In addition to the three objects mentioned previously, there’s actually a fourth object for convenience purposes: `Project`. The `Project` object exists because internally it’s somewhat annoying to handle projects as strings. As a result, I wrapped them in objects.

That said, `Project` object is really only good for a couple of things. First, it’s main purpose is for getting project names in their respective formats:

# Returns project name in human-readable format (e.g., Hello World)
name = project.name()

# Returns project name in URL format (e.g., hello-world)
name = project.pathlike_name()

In addition, you can get the project requirements URL from this object as well:

# Returns the project requirements URL
url = project.requirements_url()

But that’s it! As usual, here’s what these methods actually do, using the Hello World project:

project.name()
'Hello World'

project.pathlike_name()
'hello-world'

project.requirements_url()
'https://sampleprograms.io/projects/hello-world'

Up next, we’ll take a look at how these objects can be used in actual code.

Real World Use of Subete

Now that we’ve taken a chance to look at Subete under-the-hood, here’s are some examples of where I’ve actually used it.

GitHub Profile Automation

First, let’s take a look at my GitHub profile. Each week, I generate a new code snippet using GitHub Actions and a simple Python script:

import subete
from subete.repo import SampleProgram

repo = subete.load()

● **Short problem A**
In the write-up on Subete, give the stretch from "GitHub Profile Automation" through "repo = subete.load()" again, swapping "snippet" for "sample".
● **Short problem B**
Write out the entries from the start through the line that contains "y-tick-label: -32.0 xyxy=(18,137,48,152)", including both ends, and keep every line unchanged.

● **Records to process**
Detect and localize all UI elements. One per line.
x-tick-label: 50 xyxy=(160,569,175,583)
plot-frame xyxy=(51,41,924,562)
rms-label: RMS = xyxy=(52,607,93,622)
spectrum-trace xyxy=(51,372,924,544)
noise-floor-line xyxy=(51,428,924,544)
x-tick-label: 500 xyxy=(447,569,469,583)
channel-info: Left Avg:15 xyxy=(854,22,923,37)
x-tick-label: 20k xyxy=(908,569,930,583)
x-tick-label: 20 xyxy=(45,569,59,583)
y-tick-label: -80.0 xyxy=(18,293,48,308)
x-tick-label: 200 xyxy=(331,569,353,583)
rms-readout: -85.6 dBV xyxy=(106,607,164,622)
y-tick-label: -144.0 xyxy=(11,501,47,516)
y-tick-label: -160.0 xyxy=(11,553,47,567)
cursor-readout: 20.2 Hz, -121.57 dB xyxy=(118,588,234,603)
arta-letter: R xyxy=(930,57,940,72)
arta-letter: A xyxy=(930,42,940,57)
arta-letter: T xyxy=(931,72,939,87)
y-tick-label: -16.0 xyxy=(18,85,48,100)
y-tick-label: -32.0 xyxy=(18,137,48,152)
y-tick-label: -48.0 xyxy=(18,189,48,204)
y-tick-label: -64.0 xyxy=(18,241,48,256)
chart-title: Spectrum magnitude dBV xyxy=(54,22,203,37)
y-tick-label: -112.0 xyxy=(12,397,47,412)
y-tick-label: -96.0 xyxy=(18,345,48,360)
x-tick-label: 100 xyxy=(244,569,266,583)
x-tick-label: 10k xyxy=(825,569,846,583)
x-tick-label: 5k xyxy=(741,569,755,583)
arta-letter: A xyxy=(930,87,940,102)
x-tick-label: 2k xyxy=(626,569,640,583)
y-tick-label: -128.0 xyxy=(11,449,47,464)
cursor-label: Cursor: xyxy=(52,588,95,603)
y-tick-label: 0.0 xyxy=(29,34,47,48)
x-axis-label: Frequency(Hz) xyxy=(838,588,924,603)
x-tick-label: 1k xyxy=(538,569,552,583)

● **Complete response A**
GitHub Profile Automation

First, let’s take a look at my GitHub profile. Each week, I generate a new code sample using GitHub Actions and a simple Python script:

import subete
from subete.repo import SampleProgram

repo = subete.load()

● **Complete response B**
Detect and localize all UI elements. One per line.
x-tick-label: 50 xyxy=(160,569,175,583)
plot-frame xyxy=(51,41,924,562)
rms-label: RMS = xyxy=(52,607,93,622)
spectrum-trace xyxy=(51,372,924,544)
noise-floor-line xyxy=(51,428,924,544)
x-tick-label: 500 xyxy=(447,569,469,583)
channel-info: Left Avg:15 xyxy=(854,22,923,37)
x-tick-label: 20k xyxy=(908,569,930,583)
x-tick-label: 20 xyxy=(45,569,59,583)
y-tick-label: -80.0 xyxy=(18,293,48,308)
x-tick-label: 200 xyxy=(331,569,353,583)
rms-readout: -85.6 dBV xyxy=(106,607,164,622)
y-tick-label: -144.0 xyxy=(11,501,47,516)
y-tick-label: -160.0 xyxy=(11,553,47,567)
cursor-readout: 20.2 Hz, -121.57 dB xyxy=(118,588,234,603)
arta-letter: R xyxy=(930,57,940,72)
arta-letter: A xyxy=(930,42,940,57)
arta-letter: T xyxy=(931,72,939,87)
y-tick-label: -16.0 xyxy=(18,85,48,100)
y-tick-label: -32.0 xyxy=(18,137,48,152)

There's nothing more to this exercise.